Goal – Read the material below and count the lines holding the string "financial". Give that count with nothing added.

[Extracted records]
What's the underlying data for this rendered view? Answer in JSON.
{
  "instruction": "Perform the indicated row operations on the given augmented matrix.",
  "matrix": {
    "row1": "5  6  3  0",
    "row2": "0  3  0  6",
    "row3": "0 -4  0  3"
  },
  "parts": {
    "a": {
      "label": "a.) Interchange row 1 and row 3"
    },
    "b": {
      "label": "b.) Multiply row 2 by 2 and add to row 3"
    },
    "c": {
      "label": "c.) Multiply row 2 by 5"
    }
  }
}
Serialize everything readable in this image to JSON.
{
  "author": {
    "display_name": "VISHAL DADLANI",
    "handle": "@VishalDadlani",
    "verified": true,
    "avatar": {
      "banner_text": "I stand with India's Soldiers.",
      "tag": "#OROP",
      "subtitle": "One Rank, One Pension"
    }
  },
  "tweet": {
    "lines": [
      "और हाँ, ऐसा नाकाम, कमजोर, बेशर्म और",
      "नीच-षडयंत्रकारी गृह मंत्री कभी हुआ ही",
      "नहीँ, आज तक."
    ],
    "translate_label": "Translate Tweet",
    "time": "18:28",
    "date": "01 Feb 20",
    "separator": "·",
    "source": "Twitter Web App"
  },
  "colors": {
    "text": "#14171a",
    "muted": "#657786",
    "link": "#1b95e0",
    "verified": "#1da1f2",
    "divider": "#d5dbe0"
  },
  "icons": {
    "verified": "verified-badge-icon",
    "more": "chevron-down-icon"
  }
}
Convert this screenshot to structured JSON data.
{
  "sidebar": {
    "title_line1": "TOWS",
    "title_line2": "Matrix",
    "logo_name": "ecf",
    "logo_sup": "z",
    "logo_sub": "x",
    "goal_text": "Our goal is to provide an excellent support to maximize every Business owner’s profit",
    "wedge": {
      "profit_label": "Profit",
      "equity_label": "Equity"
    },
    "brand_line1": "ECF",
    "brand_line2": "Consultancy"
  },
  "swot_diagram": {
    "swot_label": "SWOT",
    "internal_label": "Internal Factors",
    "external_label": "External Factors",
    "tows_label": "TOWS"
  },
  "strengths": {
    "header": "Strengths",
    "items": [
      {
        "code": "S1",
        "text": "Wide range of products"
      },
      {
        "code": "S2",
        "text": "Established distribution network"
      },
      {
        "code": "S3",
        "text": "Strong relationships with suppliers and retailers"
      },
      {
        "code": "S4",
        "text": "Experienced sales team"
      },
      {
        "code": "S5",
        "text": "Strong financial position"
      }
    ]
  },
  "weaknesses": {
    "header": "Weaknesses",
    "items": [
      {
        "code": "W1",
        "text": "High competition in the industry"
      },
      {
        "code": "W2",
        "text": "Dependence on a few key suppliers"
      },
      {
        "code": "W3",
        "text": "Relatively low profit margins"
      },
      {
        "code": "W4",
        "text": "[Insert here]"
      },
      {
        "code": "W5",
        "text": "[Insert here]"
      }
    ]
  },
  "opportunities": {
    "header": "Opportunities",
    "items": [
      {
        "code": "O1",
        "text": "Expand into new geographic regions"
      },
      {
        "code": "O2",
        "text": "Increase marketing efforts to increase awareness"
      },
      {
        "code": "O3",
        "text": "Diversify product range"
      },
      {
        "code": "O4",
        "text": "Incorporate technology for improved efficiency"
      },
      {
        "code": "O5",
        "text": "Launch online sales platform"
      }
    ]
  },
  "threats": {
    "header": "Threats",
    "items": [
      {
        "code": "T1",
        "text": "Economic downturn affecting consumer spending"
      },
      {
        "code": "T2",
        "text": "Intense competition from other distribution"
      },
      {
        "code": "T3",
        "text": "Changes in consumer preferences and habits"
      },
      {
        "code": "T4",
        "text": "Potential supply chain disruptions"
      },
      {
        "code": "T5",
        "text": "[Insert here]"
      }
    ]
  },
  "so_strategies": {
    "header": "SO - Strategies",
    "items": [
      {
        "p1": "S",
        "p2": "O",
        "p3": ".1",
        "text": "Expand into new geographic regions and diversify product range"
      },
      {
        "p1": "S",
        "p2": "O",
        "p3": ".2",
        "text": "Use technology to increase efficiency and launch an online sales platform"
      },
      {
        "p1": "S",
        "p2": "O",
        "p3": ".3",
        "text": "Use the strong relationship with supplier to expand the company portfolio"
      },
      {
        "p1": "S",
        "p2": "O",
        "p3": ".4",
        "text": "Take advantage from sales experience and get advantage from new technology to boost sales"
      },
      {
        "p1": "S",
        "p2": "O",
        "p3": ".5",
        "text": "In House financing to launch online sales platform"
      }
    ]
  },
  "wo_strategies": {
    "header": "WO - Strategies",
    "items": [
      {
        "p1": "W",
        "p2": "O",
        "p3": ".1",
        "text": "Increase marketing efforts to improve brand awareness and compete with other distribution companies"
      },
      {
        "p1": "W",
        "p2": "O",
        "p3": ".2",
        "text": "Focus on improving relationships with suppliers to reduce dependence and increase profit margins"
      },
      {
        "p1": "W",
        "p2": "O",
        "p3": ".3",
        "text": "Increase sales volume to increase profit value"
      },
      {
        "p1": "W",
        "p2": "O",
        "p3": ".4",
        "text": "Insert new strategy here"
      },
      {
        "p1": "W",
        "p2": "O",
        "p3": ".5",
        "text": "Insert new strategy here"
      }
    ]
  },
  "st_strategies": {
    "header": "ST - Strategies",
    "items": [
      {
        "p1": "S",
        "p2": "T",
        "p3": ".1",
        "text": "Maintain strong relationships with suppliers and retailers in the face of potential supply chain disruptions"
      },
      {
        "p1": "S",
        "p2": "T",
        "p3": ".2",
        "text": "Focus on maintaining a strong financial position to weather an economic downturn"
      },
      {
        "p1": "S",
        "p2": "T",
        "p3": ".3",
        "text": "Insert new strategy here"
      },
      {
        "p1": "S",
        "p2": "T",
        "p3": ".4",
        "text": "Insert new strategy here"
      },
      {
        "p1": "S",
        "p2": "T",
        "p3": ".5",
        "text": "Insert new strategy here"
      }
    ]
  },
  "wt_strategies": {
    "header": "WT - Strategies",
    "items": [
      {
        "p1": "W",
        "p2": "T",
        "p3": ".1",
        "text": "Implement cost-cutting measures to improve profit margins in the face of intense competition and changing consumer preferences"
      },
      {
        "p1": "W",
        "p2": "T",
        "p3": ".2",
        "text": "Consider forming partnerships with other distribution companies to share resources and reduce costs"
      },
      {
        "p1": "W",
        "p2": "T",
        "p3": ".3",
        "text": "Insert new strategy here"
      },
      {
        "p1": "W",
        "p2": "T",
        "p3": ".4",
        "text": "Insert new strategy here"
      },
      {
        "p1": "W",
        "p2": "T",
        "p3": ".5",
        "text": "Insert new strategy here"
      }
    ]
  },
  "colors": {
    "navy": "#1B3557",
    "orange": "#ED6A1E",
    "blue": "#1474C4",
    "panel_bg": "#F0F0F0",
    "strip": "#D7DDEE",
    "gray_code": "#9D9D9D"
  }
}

Complete response – 2